# Work order
Lines before the one containing "Read out every word on this page." are to be left out; that line and every line after it, through the last line below, are to be reproduced exactly.

# Available data
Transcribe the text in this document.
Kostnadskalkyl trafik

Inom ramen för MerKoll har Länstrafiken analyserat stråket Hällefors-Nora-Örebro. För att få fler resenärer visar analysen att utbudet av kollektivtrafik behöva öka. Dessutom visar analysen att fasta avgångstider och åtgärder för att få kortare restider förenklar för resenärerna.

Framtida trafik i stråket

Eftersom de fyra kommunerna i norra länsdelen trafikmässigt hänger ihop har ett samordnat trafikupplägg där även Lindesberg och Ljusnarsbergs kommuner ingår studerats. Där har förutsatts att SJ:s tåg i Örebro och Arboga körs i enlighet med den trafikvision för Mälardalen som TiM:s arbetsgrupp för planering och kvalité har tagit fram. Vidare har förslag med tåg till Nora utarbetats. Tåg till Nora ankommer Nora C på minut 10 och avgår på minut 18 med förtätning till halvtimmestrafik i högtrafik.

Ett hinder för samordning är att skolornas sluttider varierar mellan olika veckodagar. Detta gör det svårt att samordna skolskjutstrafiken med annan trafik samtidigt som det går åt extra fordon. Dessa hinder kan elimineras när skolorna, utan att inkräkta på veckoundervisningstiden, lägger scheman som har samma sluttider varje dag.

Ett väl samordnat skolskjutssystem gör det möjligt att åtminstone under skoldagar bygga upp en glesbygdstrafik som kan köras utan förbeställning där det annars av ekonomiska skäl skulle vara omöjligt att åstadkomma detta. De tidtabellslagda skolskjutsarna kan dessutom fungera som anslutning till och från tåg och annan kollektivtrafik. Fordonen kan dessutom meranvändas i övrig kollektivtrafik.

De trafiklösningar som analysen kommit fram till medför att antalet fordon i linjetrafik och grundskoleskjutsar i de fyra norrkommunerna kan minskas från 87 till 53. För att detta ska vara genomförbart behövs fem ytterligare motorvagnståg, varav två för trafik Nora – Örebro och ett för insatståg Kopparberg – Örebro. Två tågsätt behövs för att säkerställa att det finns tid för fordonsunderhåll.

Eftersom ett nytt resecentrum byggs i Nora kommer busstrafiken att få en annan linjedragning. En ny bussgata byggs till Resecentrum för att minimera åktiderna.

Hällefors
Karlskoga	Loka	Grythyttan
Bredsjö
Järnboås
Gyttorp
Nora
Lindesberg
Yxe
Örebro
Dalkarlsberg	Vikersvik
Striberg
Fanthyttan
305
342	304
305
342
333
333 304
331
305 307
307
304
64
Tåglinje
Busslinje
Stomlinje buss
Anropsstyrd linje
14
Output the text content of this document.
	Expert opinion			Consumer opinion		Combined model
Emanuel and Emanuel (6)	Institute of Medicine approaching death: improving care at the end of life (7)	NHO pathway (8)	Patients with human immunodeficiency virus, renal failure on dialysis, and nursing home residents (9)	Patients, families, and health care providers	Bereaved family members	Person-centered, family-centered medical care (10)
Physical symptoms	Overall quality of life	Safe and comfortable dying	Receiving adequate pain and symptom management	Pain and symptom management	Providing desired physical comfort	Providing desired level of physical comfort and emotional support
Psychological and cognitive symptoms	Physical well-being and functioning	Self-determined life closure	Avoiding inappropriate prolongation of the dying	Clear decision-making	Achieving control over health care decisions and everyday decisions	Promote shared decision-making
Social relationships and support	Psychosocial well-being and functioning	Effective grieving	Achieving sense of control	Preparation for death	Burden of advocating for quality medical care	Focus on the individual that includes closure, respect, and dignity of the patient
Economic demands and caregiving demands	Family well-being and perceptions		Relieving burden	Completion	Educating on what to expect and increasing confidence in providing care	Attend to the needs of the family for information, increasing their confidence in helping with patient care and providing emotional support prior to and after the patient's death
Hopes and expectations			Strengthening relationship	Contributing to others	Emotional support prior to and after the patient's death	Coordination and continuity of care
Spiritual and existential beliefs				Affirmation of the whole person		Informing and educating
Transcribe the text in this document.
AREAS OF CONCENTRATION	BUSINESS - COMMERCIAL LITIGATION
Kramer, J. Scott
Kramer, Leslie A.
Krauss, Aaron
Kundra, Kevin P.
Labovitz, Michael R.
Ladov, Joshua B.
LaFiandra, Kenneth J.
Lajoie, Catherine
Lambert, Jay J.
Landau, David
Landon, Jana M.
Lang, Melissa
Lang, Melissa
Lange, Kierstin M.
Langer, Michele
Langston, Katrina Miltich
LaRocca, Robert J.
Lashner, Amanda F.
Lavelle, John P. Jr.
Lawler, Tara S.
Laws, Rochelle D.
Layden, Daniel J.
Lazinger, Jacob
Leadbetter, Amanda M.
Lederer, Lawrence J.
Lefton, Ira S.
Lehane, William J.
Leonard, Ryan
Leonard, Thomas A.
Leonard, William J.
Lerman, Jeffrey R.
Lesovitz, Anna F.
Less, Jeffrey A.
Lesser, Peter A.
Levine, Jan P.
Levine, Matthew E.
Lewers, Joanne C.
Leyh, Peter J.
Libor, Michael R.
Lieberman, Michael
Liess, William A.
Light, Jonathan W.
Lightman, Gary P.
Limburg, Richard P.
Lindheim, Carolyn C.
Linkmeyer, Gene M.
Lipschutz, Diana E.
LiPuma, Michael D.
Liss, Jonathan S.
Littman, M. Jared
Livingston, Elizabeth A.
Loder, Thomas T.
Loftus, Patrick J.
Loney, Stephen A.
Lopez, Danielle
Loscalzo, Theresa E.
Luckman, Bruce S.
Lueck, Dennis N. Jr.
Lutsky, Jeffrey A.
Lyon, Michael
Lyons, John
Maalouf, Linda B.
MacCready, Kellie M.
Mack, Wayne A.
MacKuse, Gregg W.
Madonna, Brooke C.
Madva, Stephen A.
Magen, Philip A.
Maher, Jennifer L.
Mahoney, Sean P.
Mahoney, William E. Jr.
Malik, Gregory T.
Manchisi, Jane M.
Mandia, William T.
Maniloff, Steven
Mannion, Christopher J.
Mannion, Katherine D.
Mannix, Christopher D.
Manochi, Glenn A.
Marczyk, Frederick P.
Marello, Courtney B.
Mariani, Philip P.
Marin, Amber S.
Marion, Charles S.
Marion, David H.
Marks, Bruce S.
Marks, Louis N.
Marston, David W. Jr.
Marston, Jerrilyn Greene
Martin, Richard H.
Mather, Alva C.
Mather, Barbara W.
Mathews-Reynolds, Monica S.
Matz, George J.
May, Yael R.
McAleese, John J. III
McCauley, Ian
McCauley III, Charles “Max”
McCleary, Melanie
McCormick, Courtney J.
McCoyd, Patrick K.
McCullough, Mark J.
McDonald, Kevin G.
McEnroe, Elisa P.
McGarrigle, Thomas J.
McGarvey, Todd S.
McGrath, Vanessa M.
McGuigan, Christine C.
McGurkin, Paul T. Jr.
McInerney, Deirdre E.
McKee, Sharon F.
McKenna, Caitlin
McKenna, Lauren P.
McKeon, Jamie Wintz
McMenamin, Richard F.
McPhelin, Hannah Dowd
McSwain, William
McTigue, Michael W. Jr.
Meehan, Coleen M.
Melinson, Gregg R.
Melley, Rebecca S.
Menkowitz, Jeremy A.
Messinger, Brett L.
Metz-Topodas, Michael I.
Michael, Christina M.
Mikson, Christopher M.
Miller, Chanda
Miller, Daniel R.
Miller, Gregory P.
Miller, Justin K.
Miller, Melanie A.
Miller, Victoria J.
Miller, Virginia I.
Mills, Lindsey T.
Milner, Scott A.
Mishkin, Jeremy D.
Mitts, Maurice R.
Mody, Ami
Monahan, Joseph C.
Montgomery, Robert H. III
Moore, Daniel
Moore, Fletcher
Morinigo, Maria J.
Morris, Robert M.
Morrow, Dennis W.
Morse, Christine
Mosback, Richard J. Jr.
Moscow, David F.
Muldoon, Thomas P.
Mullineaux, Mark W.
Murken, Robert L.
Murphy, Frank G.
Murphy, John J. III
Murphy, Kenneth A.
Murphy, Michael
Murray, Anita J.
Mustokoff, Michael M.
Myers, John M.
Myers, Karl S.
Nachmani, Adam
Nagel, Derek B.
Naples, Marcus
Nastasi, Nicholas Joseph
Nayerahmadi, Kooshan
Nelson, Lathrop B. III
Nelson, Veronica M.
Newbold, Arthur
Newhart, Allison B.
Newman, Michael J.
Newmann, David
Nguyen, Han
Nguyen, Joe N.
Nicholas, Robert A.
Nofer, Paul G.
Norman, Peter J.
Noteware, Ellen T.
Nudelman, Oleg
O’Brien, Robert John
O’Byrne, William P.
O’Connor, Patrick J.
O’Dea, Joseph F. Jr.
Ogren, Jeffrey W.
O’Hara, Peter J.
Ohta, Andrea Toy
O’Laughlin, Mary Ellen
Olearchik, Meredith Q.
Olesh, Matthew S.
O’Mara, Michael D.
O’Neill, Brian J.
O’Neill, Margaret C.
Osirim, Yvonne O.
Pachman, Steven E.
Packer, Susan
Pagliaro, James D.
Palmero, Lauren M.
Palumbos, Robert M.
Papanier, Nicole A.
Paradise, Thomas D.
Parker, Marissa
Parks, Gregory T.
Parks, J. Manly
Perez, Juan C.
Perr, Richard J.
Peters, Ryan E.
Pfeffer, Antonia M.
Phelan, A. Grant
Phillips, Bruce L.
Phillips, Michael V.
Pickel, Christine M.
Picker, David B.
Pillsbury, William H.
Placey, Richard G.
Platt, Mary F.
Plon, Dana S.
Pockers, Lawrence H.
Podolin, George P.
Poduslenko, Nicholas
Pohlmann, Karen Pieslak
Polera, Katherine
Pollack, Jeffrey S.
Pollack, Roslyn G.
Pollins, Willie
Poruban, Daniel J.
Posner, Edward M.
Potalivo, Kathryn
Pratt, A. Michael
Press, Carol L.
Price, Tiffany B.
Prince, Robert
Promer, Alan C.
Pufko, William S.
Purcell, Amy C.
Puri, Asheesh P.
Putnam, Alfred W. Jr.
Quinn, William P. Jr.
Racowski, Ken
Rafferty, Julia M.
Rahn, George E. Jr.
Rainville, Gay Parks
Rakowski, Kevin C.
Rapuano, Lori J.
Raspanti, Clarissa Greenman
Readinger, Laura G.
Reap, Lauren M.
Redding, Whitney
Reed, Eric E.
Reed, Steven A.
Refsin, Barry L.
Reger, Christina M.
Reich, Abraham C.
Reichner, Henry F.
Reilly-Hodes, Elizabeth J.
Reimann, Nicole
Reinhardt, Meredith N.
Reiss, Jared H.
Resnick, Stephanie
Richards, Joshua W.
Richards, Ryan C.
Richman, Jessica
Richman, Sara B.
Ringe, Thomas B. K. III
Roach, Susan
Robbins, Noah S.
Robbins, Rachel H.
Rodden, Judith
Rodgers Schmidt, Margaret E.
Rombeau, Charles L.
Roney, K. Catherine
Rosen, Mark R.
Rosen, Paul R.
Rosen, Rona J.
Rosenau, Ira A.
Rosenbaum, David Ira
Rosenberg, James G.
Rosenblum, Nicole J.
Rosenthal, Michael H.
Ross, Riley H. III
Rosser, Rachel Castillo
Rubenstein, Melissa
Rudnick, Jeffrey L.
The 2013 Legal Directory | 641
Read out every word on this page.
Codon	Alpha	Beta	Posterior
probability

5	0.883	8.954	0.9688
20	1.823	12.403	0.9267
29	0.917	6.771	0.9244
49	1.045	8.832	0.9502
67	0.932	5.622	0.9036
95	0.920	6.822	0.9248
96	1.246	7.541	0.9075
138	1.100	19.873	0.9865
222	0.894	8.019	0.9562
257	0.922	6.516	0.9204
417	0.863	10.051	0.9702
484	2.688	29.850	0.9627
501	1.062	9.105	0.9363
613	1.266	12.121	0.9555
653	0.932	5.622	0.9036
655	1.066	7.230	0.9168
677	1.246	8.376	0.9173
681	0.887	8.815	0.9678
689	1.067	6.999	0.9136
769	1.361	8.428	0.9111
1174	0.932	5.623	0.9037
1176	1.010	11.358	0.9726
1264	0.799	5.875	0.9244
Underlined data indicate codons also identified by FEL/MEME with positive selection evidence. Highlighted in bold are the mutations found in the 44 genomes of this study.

# Output for this exercise
Read out every word on this page.
Codon	Alpha	Beta	Posterior
probability

5	0.883	8.954	0.9688
20	1.823	12.403	0.9267
29	0.917	6.771	0.9244
49	1.045	8.832	0.9502
67	0.932	5.622	0.9036
95	0.920	6.822	0.9248
96	1.246	7.541	0.9075
138	1.100	19.873	0.9865
222	0.894	8.019	0.9562
257	0.922	6.516	0.9204
417	0.863	10.051	0.9702
484	2.688	29.850	0.9627
501	1.062	9.105	0.9363
613	1.266	12.121	0.9555
653	0.932	5.622	0.9036
655	1.066	7.230	0.9168
677	1.246	8.376	0.9173
681	0.887	8.815	0.9678
689	1.067	6.999	0.9136
769	1.361	8.428	0.9111
1174	0.932	5.623	0.9037
1176	1.010	11.358	0.9726
1264	0.799	5.875	0.9244
Underlined data indicate codons also identified by FEL/MEME with positive selection evidence. Highlighted in bold are the mutations found in the 44 genomes of this study.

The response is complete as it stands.